[WHAT IS REQUIRED] Which lines have the string "Tribunal"? Copy all of them from the entries below.

[SUPPLIED RECORDS]
—————
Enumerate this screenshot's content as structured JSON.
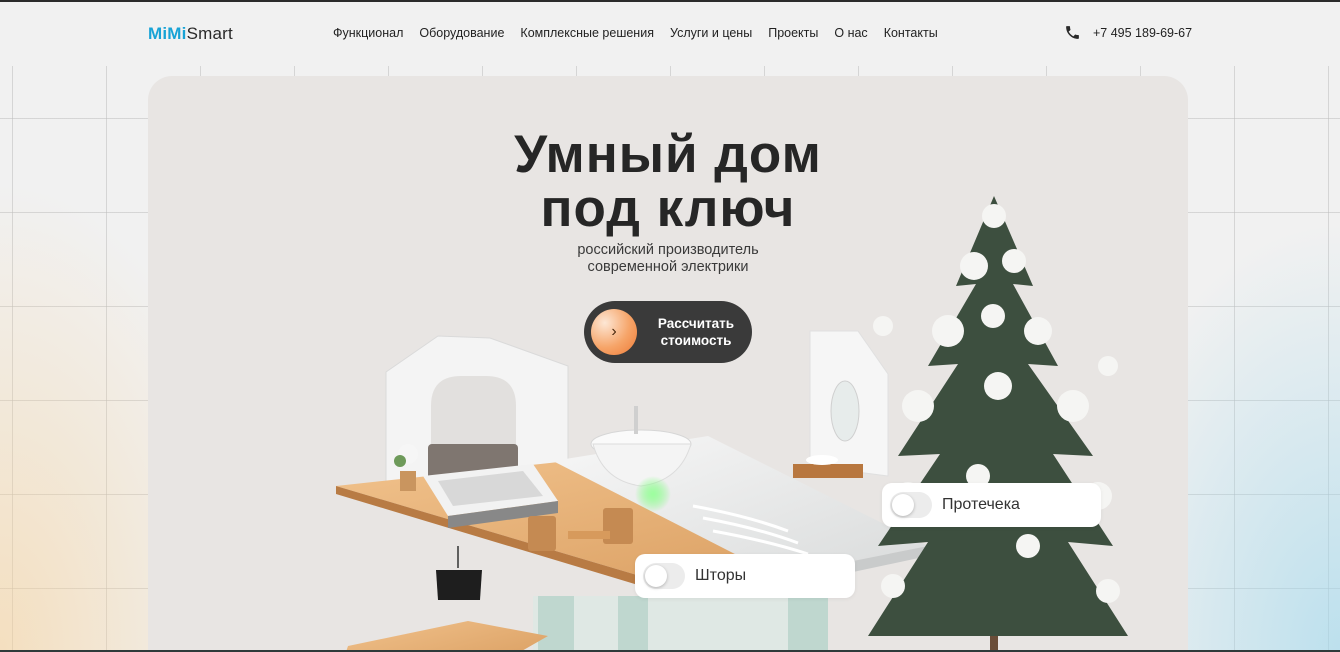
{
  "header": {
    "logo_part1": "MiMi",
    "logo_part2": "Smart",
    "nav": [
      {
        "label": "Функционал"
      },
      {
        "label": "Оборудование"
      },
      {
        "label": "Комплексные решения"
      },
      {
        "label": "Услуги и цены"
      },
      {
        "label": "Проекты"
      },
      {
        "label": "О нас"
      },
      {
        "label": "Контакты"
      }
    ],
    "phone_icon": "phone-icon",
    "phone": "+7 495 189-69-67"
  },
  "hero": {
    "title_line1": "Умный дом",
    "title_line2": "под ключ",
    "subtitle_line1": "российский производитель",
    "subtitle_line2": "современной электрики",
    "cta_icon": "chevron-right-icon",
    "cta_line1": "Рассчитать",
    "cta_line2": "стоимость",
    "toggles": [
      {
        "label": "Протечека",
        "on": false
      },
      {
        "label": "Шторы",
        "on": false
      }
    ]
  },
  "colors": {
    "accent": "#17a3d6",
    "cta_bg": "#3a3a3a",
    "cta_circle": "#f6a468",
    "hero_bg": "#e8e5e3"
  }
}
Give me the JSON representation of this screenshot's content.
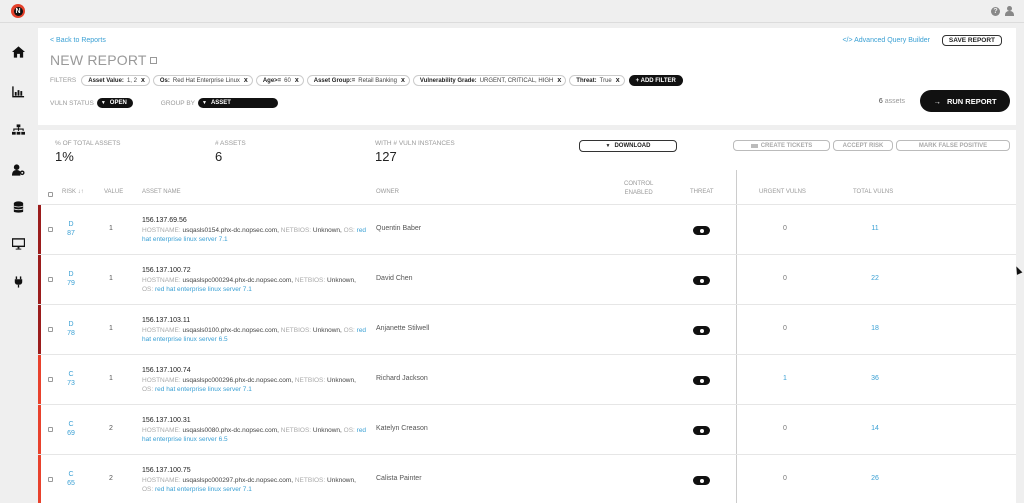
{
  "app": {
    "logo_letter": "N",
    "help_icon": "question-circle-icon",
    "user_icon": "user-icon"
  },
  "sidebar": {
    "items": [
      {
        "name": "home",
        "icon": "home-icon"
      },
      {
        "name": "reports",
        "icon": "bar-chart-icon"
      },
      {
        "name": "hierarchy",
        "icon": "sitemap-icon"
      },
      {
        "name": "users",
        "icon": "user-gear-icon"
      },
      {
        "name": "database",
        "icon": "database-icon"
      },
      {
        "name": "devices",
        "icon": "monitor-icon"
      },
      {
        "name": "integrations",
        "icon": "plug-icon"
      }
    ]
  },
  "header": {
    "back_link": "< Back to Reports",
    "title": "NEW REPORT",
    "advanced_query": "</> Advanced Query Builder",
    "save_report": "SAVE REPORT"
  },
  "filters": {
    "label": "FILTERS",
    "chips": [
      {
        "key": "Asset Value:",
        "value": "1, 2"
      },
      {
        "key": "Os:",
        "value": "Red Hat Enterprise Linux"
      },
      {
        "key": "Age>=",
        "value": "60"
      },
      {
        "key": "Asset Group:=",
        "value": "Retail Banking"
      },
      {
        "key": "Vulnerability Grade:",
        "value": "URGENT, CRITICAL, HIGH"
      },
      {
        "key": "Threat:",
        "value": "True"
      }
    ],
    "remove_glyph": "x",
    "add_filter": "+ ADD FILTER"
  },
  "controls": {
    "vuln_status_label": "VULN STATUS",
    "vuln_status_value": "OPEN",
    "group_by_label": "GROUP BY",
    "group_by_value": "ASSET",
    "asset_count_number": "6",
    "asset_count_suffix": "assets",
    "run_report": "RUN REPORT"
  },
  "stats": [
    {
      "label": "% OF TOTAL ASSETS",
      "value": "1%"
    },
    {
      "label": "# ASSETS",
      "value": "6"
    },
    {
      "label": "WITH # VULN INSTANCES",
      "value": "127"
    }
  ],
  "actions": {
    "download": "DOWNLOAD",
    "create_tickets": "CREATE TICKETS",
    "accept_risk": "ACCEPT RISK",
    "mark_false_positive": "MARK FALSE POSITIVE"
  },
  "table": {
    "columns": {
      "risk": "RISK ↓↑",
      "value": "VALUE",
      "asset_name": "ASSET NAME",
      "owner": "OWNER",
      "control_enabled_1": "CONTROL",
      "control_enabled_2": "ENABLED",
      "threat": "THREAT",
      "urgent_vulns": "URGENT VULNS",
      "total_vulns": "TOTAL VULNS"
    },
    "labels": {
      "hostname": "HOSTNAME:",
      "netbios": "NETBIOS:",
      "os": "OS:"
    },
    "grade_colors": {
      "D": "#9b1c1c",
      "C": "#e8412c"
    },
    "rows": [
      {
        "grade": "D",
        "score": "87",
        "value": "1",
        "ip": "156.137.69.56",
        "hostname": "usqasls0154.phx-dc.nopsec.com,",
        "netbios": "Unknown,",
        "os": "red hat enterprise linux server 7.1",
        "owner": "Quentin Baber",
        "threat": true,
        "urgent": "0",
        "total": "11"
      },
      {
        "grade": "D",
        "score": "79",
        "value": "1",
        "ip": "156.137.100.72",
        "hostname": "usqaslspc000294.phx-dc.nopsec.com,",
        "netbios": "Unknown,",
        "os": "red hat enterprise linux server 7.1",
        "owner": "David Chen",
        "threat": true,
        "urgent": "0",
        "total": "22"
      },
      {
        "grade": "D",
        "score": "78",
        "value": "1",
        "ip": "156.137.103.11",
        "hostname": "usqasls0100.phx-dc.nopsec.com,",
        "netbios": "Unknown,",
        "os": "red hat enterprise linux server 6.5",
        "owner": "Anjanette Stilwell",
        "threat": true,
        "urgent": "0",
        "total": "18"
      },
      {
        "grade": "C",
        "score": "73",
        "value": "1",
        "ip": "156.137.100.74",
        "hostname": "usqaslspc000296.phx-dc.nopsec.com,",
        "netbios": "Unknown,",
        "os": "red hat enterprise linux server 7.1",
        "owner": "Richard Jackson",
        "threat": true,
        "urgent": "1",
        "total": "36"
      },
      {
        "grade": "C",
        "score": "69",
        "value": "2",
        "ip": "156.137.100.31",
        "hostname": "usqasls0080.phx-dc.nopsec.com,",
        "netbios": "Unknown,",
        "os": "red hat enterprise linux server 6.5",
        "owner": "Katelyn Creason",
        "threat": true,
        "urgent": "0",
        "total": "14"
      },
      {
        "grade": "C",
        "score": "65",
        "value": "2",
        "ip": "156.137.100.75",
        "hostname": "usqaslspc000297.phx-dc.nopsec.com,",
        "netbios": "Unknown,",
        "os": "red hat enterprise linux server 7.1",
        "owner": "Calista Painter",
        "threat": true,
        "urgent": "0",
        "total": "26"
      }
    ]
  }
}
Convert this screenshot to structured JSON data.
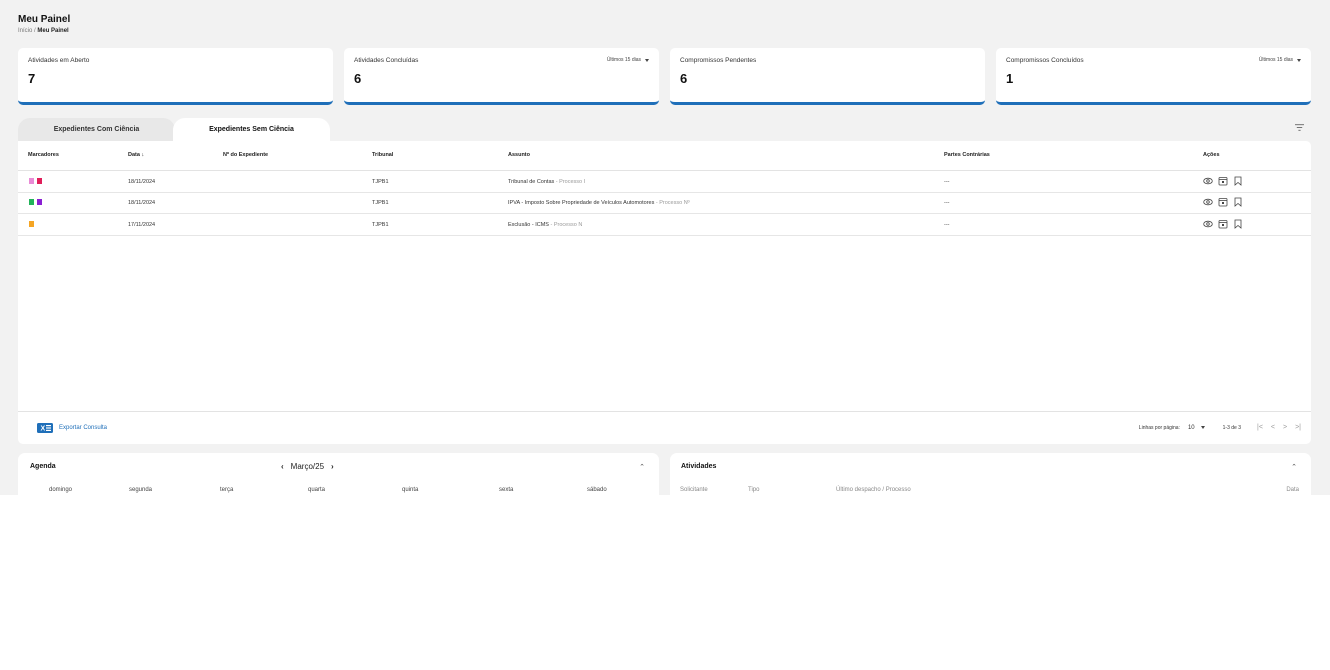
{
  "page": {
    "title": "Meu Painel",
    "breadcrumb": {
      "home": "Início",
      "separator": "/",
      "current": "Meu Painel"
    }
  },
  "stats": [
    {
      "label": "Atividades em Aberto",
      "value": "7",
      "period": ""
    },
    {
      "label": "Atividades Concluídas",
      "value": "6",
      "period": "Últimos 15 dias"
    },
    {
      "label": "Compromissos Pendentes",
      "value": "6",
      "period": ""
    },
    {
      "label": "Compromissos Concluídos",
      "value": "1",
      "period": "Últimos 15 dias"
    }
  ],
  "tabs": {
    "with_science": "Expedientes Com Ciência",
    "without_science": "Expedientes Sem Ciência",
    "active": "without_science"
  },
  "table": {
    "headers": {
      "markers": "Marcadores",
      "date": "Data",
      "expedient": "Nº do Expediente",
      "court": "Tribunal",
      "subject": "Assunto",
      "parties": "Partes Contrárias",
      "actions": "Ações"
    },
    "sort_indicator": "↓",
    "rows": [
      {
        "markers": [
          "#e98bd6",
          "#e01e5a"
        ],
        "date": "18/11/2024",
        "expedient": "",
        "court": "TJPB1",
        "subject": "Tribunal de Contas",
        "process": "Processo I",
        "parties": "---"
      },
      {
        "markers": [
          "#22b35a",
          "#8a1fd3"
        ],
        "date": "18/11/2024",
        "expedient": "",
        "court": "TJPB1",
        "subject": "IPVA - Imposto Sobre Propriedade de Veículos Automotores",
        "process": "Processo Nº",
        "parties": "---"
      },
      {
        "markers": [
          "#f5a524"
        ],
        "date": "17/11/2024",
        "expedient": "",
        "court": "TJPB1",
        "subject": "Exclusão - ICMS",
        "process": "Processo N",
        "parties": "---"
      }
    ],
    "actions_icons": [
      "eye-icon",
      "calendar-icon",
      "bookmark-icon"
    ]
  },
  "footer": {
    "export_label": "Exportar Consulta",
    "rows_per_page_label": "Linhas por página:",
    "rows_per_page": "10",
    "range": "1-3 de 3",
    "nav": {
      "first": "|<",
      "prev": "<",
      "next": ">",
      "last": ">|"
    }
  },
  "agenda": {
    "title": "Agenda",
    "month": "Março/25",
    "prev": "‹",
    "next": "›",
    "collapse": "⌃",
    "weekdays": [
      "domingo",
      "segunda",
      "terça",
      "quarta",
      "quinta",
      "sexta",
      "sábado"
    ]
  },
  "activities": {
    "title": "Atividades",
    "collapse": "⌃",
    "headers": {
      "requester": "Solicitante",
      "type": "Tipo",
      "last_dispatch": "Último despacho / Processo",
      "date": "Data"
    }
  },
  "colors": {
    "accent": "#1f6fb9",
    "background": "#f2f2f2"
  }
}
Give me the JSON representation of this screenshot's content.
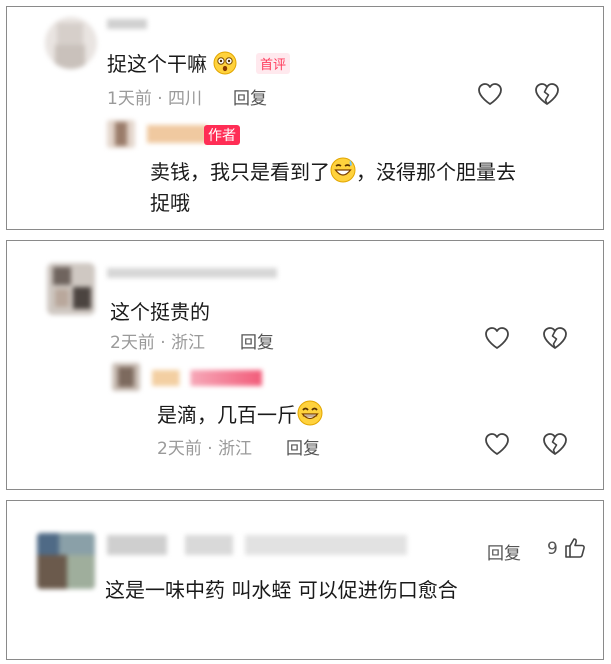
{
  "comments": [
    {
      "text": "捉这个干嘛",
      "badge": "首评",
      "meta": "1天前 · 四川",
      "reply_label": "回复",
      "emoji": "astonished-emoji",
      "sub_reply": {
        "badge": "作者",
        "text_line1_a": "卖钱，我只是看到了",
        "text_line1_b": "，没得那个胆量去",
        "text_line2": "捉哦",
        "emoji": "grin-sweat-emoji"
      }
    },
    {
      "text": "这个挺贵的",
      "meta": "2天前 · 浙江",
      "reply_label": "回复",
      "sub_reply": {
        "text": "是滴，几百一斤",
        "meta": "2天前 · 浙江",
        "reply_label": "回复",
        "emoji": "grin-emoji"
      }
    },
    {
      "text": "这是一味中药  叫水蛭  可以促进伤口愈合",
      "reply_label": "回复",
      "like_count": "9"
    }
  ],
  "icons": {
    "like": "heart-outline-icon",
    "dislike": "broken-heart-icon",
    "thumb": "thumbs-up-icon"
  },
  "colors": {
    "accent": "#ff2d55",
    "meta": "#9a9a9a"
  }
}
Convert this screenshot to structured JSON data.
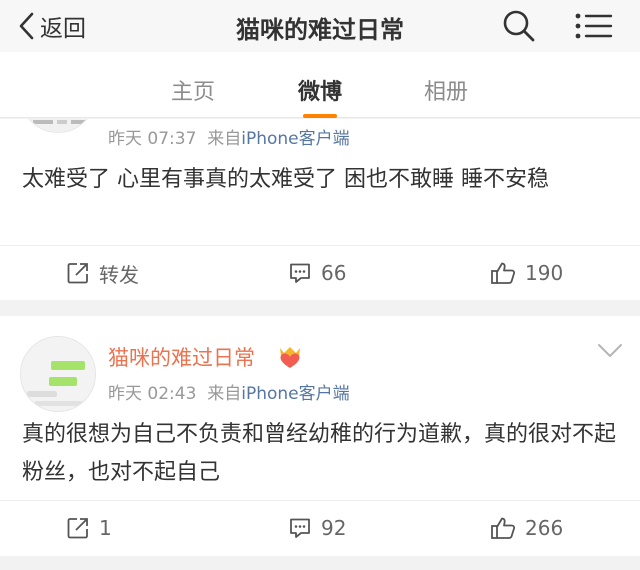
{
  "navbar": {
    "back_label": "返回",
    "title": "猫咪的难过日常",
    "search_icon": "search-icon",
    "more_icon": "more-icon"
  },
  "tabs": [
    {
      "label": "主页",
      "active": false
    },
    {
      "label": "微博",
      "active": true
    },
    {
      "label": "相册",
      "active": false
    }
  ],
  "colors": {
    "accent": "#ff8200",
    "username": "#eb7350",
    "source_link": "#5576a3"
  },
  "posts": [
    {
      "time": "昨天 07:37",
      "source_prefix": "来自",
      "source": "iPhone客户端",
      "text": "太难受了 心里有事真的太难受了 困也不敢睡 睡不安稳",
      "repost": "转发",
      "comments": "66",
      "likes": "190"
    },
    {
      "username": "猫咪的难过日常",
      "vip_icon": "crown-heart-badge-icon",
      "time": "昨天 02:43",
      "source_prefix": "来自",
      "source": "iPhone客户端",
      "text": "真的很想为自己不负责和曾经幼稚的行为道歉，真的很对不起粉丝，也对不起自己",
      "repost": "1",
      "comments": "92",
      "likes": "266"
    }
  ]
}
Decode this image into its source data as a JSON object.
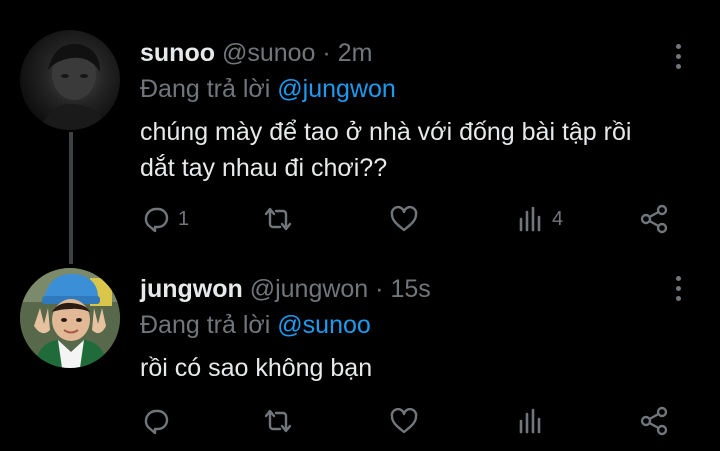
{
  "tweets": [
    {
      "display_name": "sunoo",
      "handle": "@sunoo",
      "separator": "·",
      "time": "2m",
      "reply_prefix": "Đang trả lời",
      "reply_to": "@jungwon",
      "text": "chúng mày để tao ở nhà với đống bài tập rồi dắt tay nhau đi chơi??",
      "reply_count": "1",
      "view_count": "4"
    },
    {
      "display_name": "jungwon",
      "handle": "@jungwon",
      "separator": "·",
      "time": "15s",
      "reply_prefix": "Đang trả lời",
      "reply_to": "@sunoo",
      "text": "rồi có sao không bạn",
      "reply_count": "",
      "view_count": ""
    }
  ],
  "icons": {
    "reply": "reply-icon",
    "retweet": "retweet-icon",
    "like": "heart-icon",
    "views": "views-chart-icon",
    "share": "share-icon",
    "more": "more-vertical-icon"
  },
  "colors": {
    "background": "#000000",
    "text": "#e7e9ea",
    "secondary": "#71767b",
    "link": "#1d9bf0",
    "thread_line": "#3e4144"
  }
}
—————
[WORKED ANSWER]
      "court": "Tribunal",
        "subject": "Tribunal de Contas",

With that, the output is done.